**Records shown:**
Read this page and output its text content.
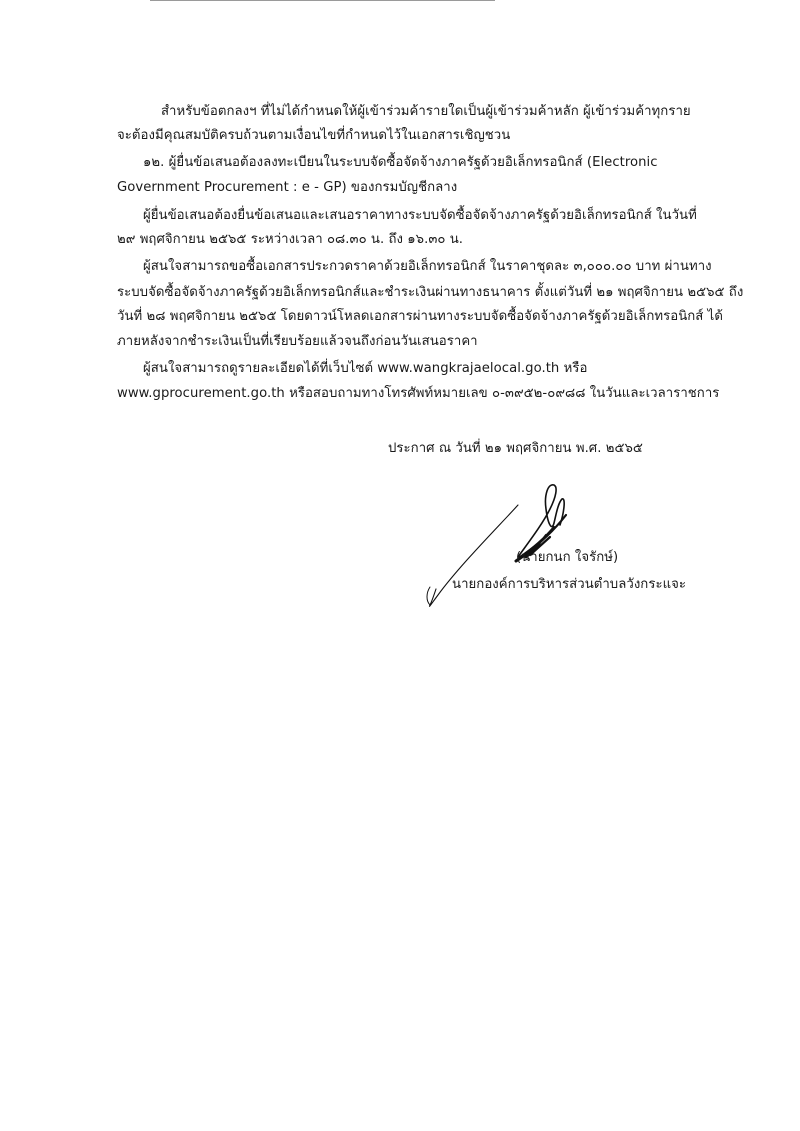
สำหรับข้อตกลงฯ ที่ไม่ได้กำหนดให้ผู้เข้าร่วมค้ารายใดเป็นผู้เข้าร่วมค้าหลัก ผู้เข้าร่วมค้าทุกราย
จะต้องมีคุณสมบัติครบถ้วนตามเงื่อนไขที่กำหนดไว้ในเอกสารเชิญชวน
๑๒. ผู้ยื่นข้อเสนอต้องลงทะเบียนในระบบจัดซื้อจัดจ้างภาครัฐด้วยอิเล็กทรอนิกส์ (Electronic
Government Procurement : e - GP) ของกรมบัญชีกลาง
ผู้ยื่นข้อเสนอต้องยื่นข้อเสนอและเสนอราคาทางระบบจัดซื้อจัดจ้างภาครัฐด้วยอิเล็กทรอนิกส์ ในวันที่
๒๙ พฤศจิกายน ๒๕๖๕ ระหว่างเวลา ๐๘.๓๐ น. ถึง ๑๖.๓๐ น.
ผู้สนใจสามารถขอซื้อเอกสารประกวดราคาด้วยอิเล็กทรอนิกส์ ในราคาชุดละ ๓,๐๐๐.๐๐ บาท ผ่านทาง
ระบบจัดซื้อจัดจ้างภาครัฐด้วยอิเล็กทรอนิกส์และชำระเงินผ่านทางธนาคาร ตั้งแต่วันที่ ๒๑ พฤศจิกายน ๒๕๖๕ ถึง
วันที่ ๒๘ พฤศจิกายน ๒๕๖๕ โดยดาวน์โหลดเอกสารผ่านทางระบบจัดซื้อจัดจ้างภาครัฐด้วยอิเล็กทรอนิกส์ ได้
ภายหลังจากชำระเงินเป็นที่เรียบร้อยแล้วจนถึงก่อนวันเสนอราคา
ผู้สนใจสามารถดูรายละเอียดได้ที่เว็บไซต์ www.wangkrajaelocal.go.th หรือ
www.gprocurement.go.th หรือสอบถามทางโทรศัพท์หมายเลข ๐-๓๙๕๒-๐๙๘๘ ในวันและเวลาราชการ
ประกาศ ณ วันที่ ๒๑ พฤศจิกายน พ.ศ. ๒๕๖๕
(นายกนก ใจรักษ์)
นายกองค์การบริหารส่วนตำบลวังกระแจะ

**Task to complete:**
Leave the pictures out and reproduce each record exactly as written.

**Exercise solution:**
Read this page and output its text content.
สำหรับข้อตกลงฯ ที่ไม่ได้กำหนดให้ผู้เข้าร่วมค้ารายใดเป็นผู้เข้าร่วมค้าหลัก ผู้เข้าร่วมค้าทุกราย
จะต้องมีคุณสมบัติครบถ้วนตามเงื่อนไขที่กำหนดไว้ในเอกสารเชิญชวน
๑๒. ผู้ยื่นข้อเสนอต้องลงทะเบียนในระบบจัดซื้อจัดจ้างภาครัฐด้วยอิเล็กทรอนิกส์ (Electronic
Government Procurement : e - GP) ของกรมบัญชีกลาง
ผู้ยื่นข้อเสนอต้องยื่นข้อเสนอและเสนอราคาทางระบบจัดซื้อจัดจ้างภาครัฐด้วยอิเล็กทรอนิกส์ ในวันที่
๒๙ พฤศจิกายน ๒๕๖๕ ระหว่างเวลา ๐๘.๓๐ น. ถึง ๑๖.๓๐ น.
ผู้สนใจสามารถขอซื้อเอกสารประกวดราคาด้วยอิเล็กทรอนิกส์ ในราคาชุดละ ๓,๐๐๐.๐๐ บาท ผ่านทาง
ระบบจัดซื้อจัดจ้างภาครัฐด้วยอิเล็กทรอนิกส์และชำระเงินผ่านทางธนาคาร ตั้งแต่วันที่ ๒๑ พฤศจิกายน ๒๕๖๕ ถึง
วันที่ ๒๘ พฤศจิกายน ๒๕๖๕ โดยดาวน์โหลดเอกสารผ่านทางระบบจัดซื้อจัดจ้างภาครัฐด้วยอิเล็กทรอนิกส์ ได้
ภายหลังจากชำระเงินเป็นที่เรียบร้อยแล้วจนถึงก่อนวันเสนอราคา
ผู้สนใจสามารถดูรายละเอียดได้ที่เว็บไซต์ www.wangkrajaelocal.go.th หรือ
www.gprocurement.go.th หรือสอบถามทางโทรศัพท์หมายเลข ๐-๓๙๕๒-๐๙๘๘ ในวันและเวลาราชการ
ประกาศ ณ วันที่ ๒๑ พฤศจิกายน พ.ศ. ๒๕๖๕
(นายกนก ใจรักษ์)
นายกองค์การบริหารส่วนตำบลวังกระแจะ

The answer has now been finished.